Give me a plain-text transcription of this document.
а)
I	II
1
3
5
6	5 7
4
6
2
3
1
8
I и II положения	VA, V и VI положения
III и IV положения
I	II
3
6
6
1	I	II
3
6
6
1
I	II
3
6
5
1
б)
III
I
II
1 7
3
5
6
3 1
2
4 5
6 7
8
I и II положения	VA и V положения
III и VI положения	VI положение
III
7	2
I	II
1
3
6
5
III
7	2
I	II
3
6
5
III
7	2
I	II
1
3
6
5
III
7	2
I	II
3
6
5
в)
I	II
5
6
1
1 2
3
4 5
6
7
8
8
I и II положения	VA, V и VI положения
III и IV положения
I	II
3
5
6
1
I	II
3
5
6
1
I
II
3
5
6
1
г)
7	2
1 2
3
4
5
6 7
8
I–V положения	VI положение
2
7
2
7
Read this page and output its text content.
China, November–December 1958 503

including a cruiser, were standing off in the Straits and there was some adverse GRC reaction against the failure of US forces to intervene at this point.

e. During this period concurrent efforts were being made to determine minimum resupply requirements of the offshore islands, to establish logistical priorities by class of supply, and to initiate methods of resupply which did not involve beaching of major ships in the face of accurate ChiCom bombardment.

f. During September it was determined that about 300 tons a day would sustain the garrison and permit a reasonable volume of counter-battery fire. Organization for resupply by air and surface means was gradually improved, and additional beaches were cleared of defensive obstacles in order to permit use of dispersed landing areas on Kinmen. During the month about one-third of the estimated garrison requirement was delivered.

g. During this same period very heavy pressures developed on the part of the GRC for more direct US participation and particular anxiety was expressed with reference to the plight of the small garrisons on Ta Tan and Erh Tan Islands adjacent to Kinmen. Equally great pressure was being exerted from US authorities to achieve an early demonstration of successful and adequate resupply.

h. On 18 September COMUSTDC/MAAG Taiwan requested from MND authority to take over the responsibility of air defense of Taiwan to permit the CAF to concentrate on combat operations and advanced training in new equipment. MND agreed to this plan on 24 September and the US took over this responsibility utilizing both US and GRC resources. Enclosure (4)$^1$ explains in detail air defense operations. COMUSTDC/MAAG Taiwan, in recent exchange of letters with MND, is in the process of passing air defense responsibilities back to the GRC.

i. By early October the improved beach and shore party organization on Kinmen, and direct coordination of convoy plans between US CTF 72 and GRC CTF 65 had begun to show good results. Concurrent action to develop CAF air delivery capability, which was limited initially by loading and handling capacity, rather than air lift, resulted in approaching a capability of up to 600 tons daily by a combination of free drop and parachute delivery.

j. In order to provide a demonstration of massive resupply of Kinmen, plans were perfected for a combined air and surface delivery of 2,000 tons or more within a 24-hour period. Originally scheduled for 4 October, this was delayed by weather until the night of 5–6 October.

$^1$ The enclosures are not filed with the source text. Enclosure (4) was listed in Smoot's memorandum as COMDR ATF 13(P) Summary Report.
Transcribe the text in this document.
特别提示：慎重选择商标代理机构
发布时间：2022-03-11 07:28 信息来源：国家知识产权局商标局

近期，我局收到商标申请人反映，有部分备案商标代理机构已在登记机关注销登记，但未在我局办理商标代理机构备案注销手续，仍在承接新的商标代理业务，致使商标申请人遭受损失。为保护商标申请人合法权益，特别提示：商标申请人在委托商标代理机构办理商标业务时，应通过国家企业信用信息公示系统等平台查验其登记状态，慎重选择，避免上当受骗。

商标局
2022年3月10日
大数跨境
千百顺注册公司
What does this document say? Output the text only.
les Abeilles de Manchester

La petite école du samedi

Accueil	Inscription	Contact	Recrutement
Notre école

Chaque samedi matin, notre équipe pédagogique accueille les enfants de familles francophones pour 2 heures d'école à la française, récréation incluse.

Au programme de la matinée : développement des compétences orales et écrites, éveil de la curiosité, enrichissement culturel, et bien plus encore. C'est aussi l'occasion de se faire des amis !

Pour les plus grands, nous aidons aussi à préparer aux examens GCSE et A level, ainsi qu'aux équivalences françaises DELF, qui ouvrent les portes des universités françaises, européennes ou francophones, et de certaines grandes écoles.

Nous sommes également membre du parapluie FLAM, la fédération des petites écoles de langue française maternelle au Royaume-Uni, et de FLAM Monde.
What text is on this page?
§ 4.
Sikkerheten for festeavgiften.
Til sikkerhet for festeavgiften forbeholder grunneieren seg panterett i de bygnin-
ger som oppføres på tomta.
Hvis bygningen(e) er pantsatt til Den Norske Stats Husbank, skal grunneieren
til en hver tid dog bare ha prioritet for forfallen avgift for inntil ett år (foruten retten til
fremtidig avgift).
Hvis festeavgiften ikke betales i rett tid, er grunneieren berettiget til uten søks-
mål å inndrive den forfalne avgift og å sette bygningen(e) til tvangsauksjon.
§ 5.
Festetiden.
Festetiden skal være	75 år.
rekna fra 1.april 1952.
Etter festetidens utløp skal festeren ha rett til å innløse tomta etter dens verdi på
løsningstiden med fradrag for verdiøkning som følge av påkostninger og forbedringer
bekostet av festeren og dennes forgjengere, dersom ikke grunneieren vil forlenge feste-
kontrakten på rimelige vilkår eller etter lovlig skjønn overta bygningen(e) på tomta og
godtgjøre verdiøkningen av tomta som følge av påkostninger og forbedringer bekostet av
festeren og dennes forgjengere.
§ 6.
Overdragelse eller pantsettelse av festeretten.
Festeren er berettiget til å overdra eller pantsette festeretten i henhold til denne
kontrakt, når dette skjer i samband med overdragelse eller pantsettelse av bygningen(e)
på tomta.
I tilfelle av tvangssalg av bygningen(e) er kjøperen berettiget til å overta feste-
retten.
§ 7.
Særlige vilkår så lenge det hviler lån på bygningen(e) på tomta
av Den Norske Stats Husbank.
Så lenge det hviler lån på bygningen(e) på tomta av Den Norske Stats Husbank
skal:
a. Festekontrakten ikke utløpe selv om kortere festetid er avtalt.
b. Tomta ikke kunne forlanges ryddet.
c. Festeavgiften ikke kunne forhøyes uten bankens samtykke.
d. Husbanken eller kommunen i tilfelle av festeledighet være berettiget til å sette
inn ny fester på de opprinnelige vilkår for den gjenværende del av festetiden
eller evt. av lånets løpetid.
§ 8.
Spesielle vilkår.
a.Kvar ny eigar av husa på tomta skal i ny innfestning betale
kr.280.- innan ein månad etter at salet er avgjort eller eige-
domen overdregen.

# WHAT IS EXPECTED:
Repeat each record exactly, leaving nothing out.

# RESPONSE TO THE TASK:
Give me a plain-text transcription of this document.
а)
I	II
1
3
5
6	5 7
4
6
2
3
1
8
I и II положения	VA, V и VI положения
III и IV положения
I	II
3
6
6
1	I	II
3
6
6
1
I	II
3
6
5
1
б)
III
I
II
1 7
3
5
6
3 1
2
4 5
6 7
8
I и II положения	VA и V положения
III и VI положения	VI положение
III
7	2
I	II
1
3
6
5
III
7	2
I	II
3
6
5
III
7	2
I	II
1
3
6
5
III
7	2
I	II
3
6
5
в)
I	II
5
6
1
1 2
3
4 5
6
7
8
8
I и II положения	VA, V и VI положения
III и IV положения
I	II
3
5
6
1
I	II
3
5
6
1
I
II
3
5
6
1
г)
7	2
1 2
3
4
5
6 7
8
I–V положения	VI положение
2
7
2
7
Read this page and output its text content.
China, November–December 1958 503

including a cruiser, were standing off in the Straits and there was some adverse GRC reaction against the failure of US forces to intervene at this point.

e. During this period concurrent efforts were being made to determine minimum resupply requirements of the offshore islands, to establish logistical priorities by class of supply, and to initiate methods of resupply which did not involve beaching of major ships in the face of accurate ChiCom bombardment.

f. During September it was determined that about 300 tons a day would sustain the garrison and permit a reasonable volume of counter-battery fire. Organization for resupply by air and surface means was gradually improved, and additional beaches were cleared of defensive obstacles in order to permit use of dispersed landing areas on Kinmen. During the month about one-third of the estimated garrison requirement was delivered.

g. During this same period very heavy pressures developed on the part of the GRC for more direct US participation and particular anxiety was expressed with reference to the plight of the small garrisons on Ta Tan and Erh Tan Islands adjacent to Kinmen. Equally great pressure was being exerted from US authorities to achieve an early demonstration of successful and adequate resupply.

h. On 18 September COMUSTDC/MAAG Taiwan requested from MND authority to take over the responsibility of air defense of Taiwan to permit the CAF to concentrate on combat operations and advanced training in new equipment. MND agreed to this plan on 24 September and the US took over this responsibility utilizing both US and GRC resources. Enclosure (4)$^1$ explains in detail air defense operations. COMUSTDC/MAAG Taiwan, in recent exchange of letters with MND, is in the process of passing air defense responsibilities back to the GRC.

i. By early October the improved beach and shore party organization on Kinmen, and direct coordination of convoy plans between US CTF 72 and GRC CTF 65 had begun to show good results. Concurrent action to develop CAF air delivery capability, which was limited initially by loading and handling capacity, rather than air lift, resulted in approaching a capability of up to 600 tons daily by a combination of free drop and parachute delivery.

j. In order to provide a demonstration of massive resupply of Kinmen, plans were perfected for a combined air and surface delivery of 2,000 tons or more within a 24-hour period. Originally scheduled for 4 October, this was delayed by weather until the night of 5–6 October.

$^1$ The enclosures are not filed with the source text. Enclosure (4) was listed in Smoot's memorandum as COMDR ATF 13(P) Summary Report.
Transcribe the text in this document.
特别提示：慎重选择商标代理机构
发布时间：2022-03-11 07:28 信息来源：国家知识产权局商标局

近期，我局收到商标申请人反映，有部分备案商标代理机构已在登记机关注销登记，但未在我局办理商标代理机构备案注销手续，仍在承接新的商标代理业务，致使商标申请人遭受损失。为保护商标申请人合法权益，特别提示：商标申请人在委托商标代理机构办理商标业务时，应通过国家企业信用信息公示系统等平台查验其登记状态，慎重选择，避免上当受骗。

商标局
2022年3月10日
大数跨境
千百顺注册公司
What does this document say? Output the text only.
les Abeilles de Manchester

La petite école du samedi

Accueil	Inscription	Contact	Recrutement
Notre école

Chaque samedi matin, notre équipe pédagogique accueille les enfants de familles francophones pour 2 heures d'école à la française, récréation incluse.

Au programme de la matinée : développement des compétences orales et écrites, éveil de la curiosité, enrichissement culturel, et bien plus encore. C'est aussi l'occasion de se faire des amis !

Pour les plus grands, nous aidons aussi à préparer aux examens GCSE et A level, ainsi qu'aux équivalences françaises DELF, qui ouvrent les portes des universités françaises, européennes ou francophones, et de certaines grandes écoles.

Nous sommes également membre du parapluie FLAM, la fédération des petites écoles de langue française maternelle au Royaume-Uni, et de FLAM Monde.
What text is on this page?
§ 4.
Sikkerheten for festeavgiften.
Til sikkerhet for festeavgiften forbeholder grunneieren seg panterett i de bygnin-
ger som oppføres på tomta.
Hvis bygningen(e) er pantsatt til Den Norske Stats Husbank, skal grunneieren
til en hver tid dog bare ha prioritet for forfallen avgift for inntil ett år (foruten retten til
fremtidig avgift).
Hvis festeavgiften ikke betales i rett tid, er grunneieren berettiget til uten søks-
mål å inndrive den forfalne avgift og å sette bygningen(e) til tvangsauksjon.
§ 5.
Festetiden.
Festetiden skal være	75 år.
rekna fra 1.april 1952.
Etter festetidens utløp skal festeren ha rett til å innløse tomta etter dens verdi på
løsningstiden med fradrag for verdiøkning som følge av påkostninger og forbedringer
bekostet av festeren og dennes forgjengere, dersom ikke grunneieren vil forlenge feste-
kontrakten på rimelige vilkår eller etter lovlig skjønn overta bygningen(e) på tomta og
godtgjøre verdiøkningen av tomta som følge av påkostninger og forbedringer bekostet av
festeren og dennes forgjengere.
§ 6.
Overdragelse eller pantsettelse av festeretten.
Festeren er berettiget til å overdra eller pantsette festeretten i henhold til denne
kontrakt, når dette skjer i samband med overdragelse eller pantsettelse av bygningen(e)
på tomta.
I tilfelle av tvangssalg av bygningen(e) er kjøperen berettiget til å overta feste-
retten.
§ 7.
Særlige vilkår så lenge det hviler lån på bygningen(e) på tomta
av Den Norske Stats Husbank.
Så lenge det hviler lån på bygningen(e) på tomta av Den Norske Stats Husbank
skal:
a. Festekontrakten ikke utløpe selv om kortere festetid er avtalt.
b. Tomta ikke kunne forlanges ryddet.
c. Festeavgiften ikke kunne forhøyes uten bankens samtykke.
d. Husbanken eller kommunen i tilfelle av festeledighet være berettiget til å sette
inn ny fester på de opprinnelige vilkår for den gjenværende del av festetiden
eller evt. av lånets løpetid.
§ 8.
Spesielle vilkår.
a.Kvar ny eigar av husa på tomta skal i ny innfestning betale
kr.280.- innan ein månad etter at salet er avgjort eller eige-
domen overdregen.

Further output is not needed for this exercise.